#### [Exercise objective]
Show, in full, each line of the data that contains "name".
((
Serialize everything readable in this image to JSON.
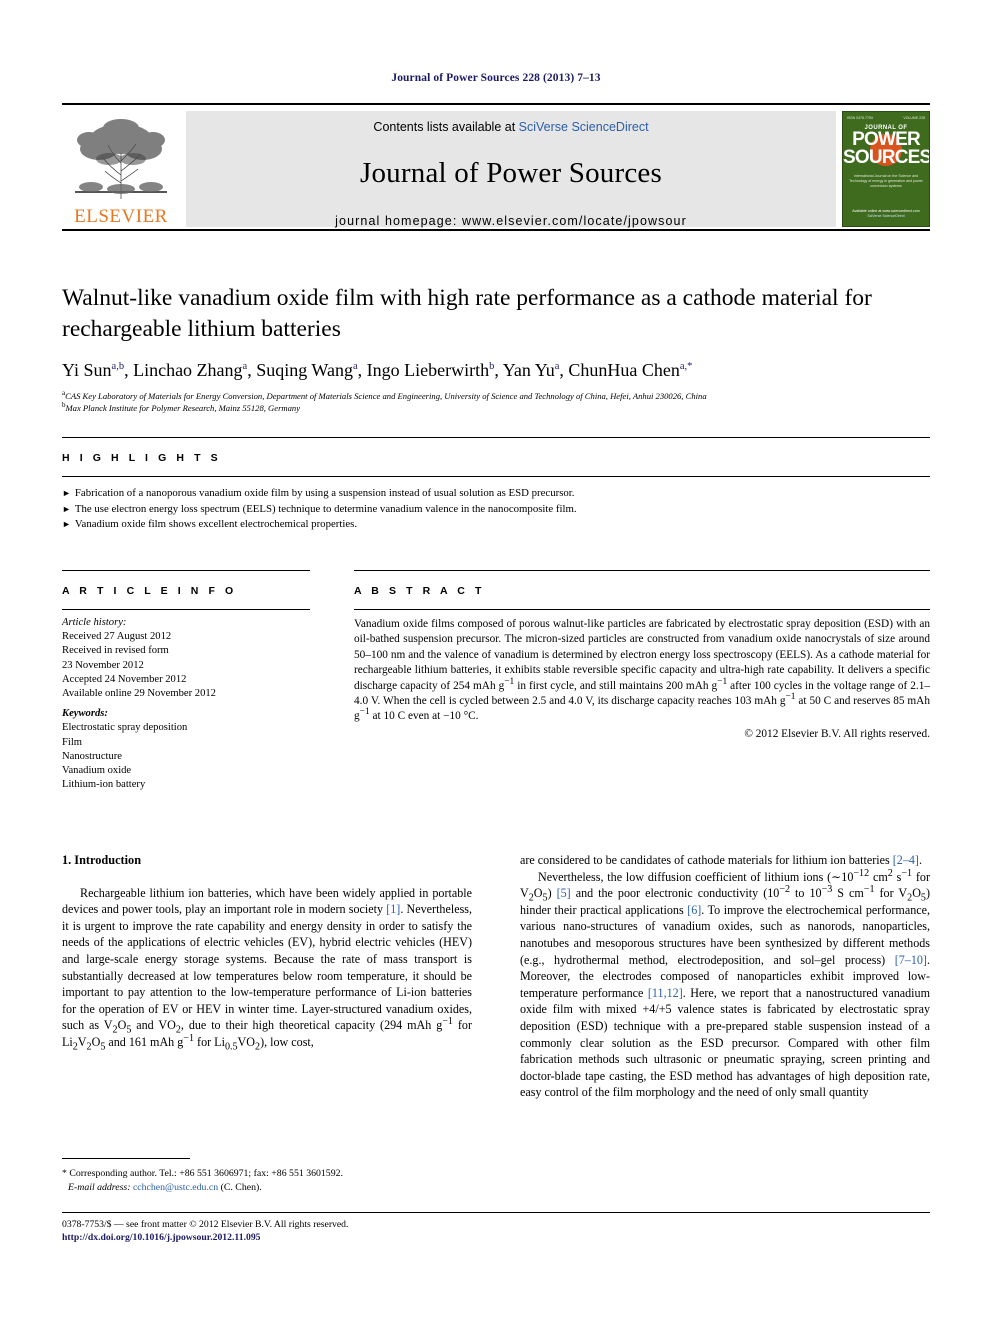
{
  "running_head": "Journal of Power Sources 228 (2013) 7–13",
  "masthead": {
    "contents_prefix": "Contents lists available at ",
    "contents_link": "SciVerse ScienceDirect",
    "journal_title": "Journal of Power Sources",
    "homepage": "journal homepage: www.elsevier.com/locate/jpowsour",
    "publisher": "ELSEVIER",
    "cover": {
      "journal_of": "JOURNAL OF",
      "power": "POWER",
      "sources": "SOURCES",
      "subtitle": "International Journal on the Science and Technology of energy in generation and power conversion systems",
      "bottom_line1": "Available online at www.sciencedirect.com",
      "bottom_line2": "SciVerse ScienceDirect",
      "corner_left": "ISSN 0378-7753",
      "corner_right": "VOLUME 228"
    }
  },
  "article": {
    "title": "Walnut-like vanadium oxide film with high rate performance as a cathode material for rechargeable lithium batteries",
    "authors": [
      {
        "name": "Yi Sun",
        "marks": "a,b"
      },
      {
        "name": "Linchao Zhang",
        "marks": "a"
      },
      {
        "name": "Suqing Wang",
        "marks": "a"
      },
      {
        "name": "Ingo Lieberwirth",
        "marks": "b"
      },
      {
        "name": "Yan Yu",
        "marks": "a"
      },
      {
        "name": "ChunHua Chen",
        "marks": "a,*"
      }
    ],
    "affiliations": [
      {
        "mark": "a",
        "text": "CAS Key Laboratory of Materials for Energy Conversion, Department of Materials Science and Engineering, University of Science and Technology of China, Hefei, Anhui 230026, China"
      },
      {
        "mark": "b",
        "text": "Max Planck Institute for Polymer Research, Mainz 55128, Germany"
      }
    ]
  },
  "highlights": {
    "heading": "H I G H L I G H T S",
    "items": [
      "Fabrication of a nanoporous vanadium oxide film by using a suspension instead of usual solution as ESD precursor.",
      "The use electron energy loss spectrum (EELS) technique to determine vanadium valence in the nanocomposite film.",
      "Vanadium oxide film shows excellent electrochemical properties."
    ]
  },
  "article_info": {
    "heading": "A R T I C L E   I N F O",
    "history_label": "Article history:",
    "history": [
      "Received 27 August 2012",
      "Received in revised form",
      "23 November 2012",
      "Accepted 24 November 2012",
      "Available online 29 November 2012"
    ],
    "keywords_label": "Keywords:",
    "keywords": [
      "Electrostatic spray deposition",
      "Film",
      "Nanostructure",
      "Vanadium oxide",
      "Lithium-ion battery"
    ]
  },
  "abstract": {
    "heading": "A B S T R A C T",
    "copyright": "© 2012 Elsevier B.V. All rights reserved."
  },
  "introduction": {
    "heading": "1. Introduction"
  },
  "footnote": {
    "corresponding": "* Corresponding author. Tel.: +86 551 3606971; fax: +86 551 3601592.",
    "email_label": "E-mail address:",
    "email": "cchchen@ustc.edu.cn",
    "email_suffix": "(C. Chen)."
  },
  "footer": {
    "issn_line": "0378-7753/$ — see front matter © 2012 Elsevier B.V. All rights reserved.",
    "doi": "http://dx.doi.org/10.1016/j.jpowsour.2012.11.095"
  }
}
))
#### [Response]
        "name": "Yi Sun",
        "name": "Linchao Zhang",
        "name": "Suqing Wang",
        "name": "Ingo Lieberwirth",
        "name": "Yan Yu",
        "name": "ChunHua Chen",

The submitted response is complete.